> Required task: Your task is to give the data again, exactly, with every line intact.

--- start of Data for the task ---

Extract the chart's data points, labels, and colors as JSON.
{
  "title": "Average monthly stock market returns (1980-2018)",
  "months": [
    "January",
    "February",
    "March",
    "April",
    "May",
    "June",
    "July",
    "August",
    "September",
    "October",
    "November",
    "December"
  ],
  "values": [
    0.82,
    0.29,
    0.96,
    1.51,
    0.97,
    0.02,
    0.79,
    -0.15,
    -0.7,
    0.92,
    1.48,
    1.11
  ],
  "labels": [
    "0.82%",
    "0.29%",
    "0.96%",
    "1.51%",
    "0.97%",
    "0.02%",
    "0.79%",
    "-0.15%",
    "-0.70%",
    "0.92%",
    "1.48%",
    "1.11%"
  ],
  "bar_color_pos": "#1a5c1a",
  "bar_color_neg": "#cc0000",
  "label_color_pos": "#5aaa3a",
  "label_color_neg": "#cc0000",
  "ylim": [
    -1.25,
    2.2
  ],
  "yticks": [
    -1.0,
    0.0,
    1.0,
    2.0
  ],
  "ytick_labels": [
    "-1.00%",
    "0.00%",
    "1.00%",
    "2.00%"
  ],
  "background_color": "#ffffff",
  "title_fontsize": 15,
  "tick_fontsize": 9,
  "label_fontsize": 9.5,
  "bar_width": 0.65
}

--- end of Data for the task ---

> Answer below:
Extract the chart's data points, labels, and colors as JSON.
{
  "title": "Average monthly stock market returns (1980-2018)",
  "months": [
    "January",
    "February",
    "March",
    "April",
    "May",
    "June",
    "July",
    "August",
    "September",
    "October",
    "November",
    "December"
  ],
  "values": [
    0.82,
    0.29,
    0.96,
    1.51,
    0.97,
    0.02,
    0.79,
    -0.15,
    -0.7,
    0.92,
    1.48,
    1.11
  ],
  "labels": [
    "0.82%",
    "0.29%",
    "0.96%",
    "1.51%",
    "0.97%",
    "0.02%",
    "0.79%",
    "-0.15%",
    "-0.70%",
    "0.92%",
    "1.48%",
    "1.11%"
  ],
  "bar_color_pos": "#1a5c1a",
  "bar_color_neg": "#cc0000",
  "label_color_pos": "#5aaa3a",
  "label_color_neg": "#cc0000",
  "ylim": [
    -1.25,
    2.2
  ],
  "yticks": [
    -1.0,
    0.0,
    1.0,
    2.0
  ],
  "ytick_labels": [
    "-1.00%",
    "0.00%",
    "1.00%",
    "2.00%"
  ],
  "background_color": "#ffffff",
  "title_fontsize": 15,
  "tick_fontsize": 9,
  "label_fontsize": 9.5,
  "bar_width": 0.65
}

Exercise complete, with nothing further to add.